# What you will do
Please state how many lines in the records contain the string "nous", with no words besides the number.
─── Data listing
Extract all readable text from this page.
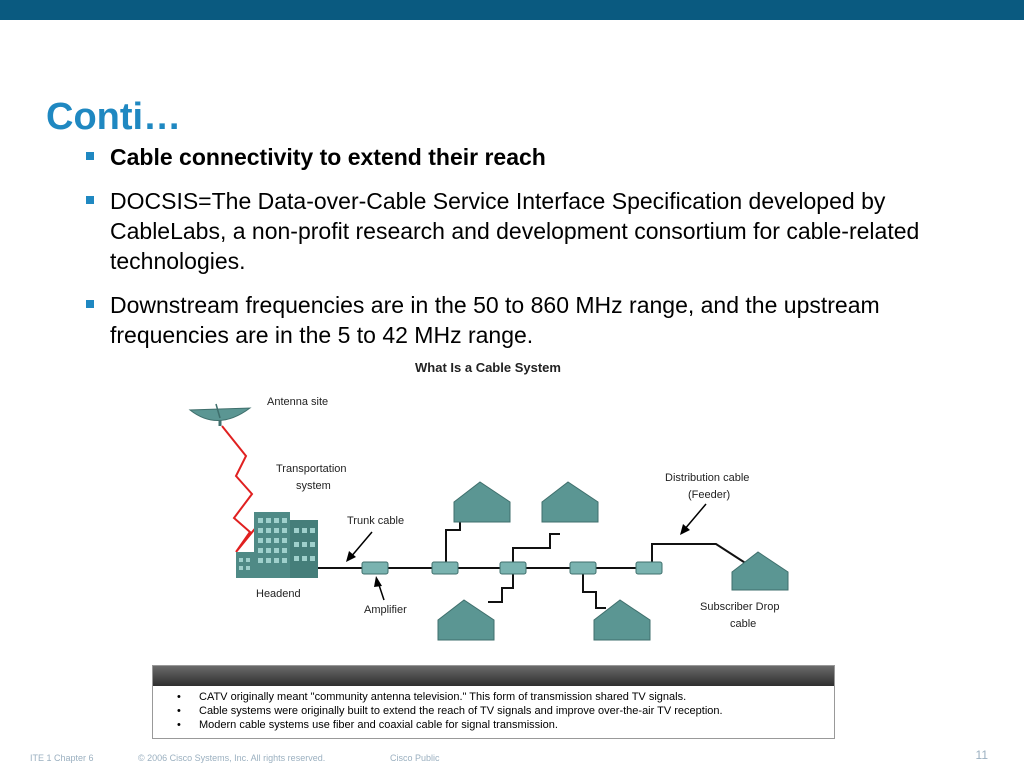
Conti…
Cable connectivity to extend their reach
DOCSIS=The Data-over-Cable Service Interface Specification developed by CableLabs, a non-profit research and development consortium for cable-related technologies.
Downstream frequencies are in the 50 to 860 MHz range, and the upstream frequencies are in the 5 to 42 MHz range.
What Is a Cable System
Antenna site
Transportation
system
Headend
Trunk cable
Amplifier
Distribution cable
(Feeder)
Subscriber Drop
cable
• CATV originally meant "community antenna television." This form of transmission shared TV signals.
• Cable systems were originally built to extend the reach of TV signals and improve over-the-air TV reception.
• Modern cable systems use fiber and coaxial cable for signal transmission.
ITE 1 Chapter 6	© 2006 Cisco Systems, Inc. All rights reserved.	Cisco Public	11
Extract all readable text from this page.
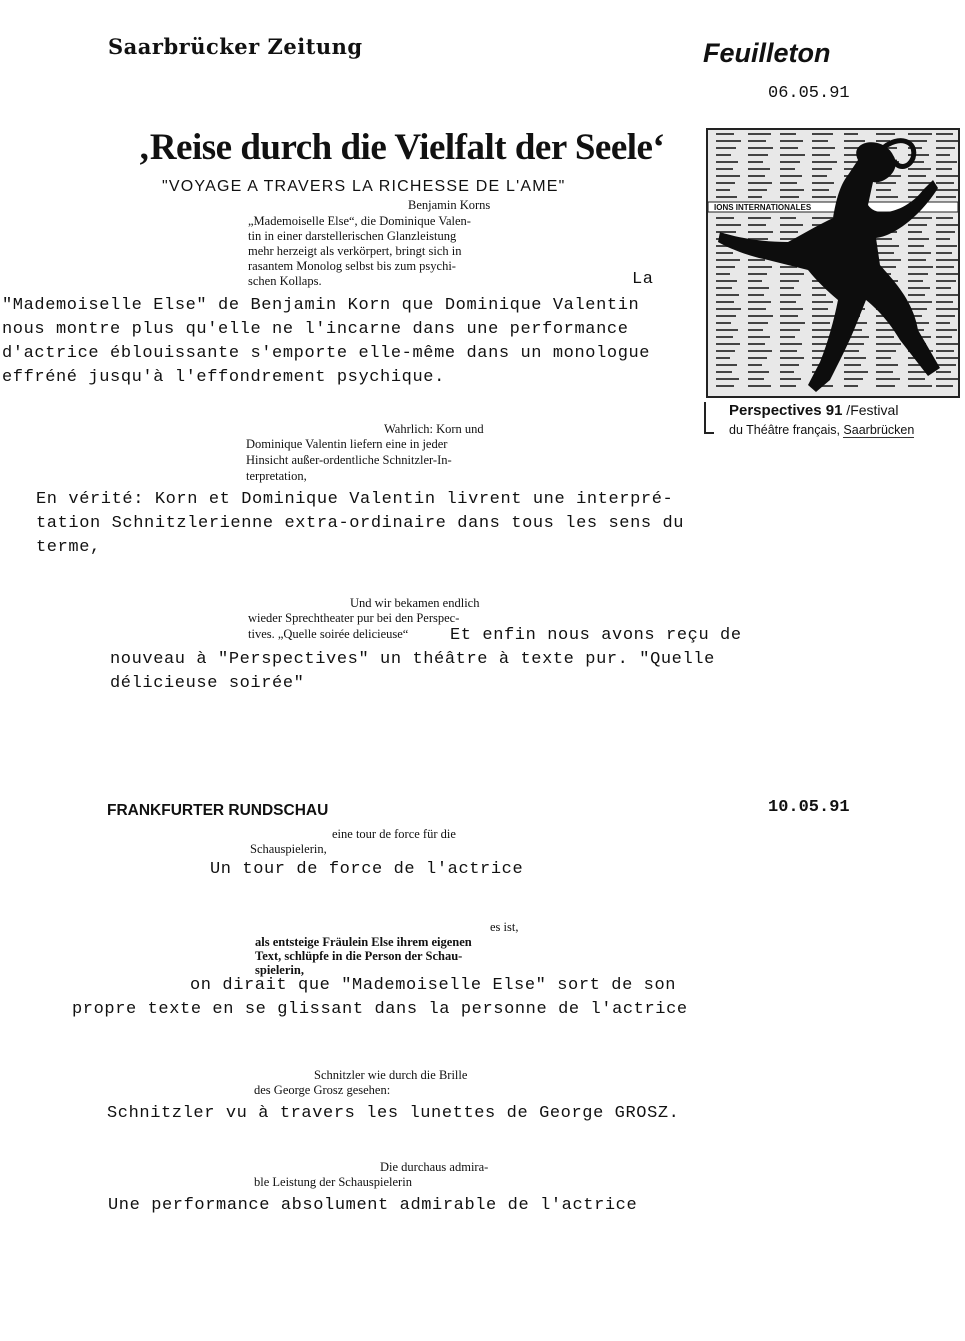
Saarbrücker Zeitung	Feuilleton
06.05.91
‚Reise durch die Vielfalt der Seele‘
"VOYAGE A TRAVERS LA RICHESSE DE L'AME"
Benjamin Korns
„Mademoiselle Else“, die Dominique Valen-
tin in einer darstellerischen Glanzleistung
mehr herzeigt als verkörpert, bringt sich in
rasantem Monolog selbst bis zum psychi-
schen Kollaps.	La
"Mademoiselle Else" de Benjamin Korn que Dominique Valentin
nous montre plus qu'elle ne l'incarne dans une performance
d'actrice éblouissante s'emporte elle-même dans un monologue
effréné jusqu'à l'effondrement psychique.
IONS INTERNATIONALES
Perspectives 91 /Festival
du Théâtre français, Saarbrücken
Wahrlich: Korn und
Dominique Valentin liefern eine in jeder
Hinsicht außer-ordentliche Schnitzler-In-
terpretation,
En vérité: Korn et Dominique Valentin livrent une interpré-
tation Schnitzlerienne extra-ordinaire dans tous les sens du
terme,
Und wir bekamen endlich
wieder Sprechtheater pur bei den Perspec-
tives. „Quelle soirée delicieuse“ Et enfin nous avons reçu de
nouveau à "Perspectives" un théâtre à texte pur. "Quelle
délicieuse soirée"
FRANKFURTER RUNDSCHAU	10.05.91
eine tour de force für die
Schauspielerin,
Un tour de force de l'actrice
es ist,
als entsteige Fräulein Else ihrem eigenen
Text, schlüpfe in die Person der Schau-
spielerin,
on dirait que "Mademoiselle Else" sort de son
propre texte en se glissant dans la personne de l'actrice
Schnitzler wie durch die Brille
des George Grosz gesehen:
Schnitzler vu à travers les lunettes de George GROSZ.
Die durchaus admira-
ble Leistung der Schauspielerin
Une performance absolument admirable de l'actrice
──────
─── Data listing
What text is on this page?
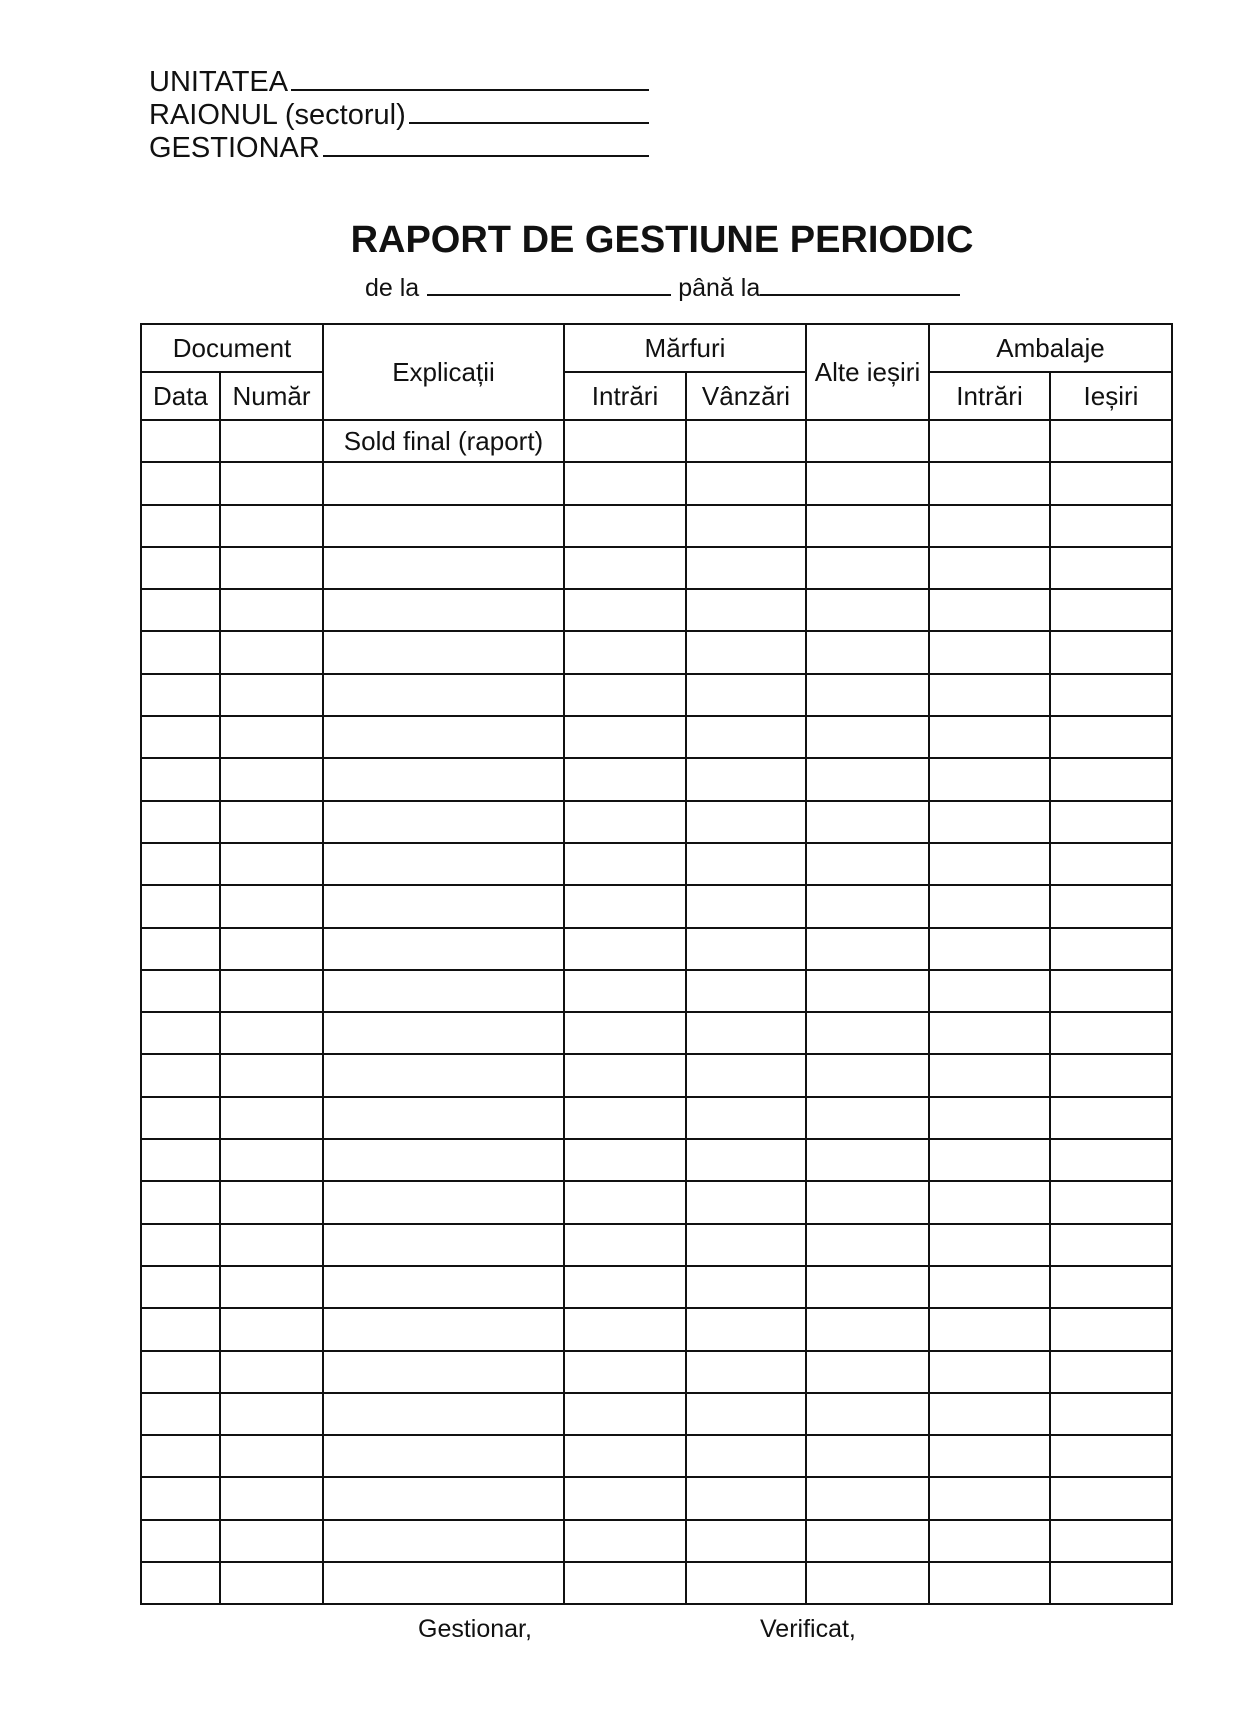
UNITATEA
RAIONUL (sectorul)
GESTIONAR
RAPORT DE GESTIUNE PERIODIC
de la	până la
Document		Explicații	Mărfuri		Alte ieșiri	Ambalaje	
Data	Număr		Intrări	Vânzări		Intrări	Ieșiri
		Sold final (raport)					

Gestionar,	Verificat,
──────
# Solved exercise
2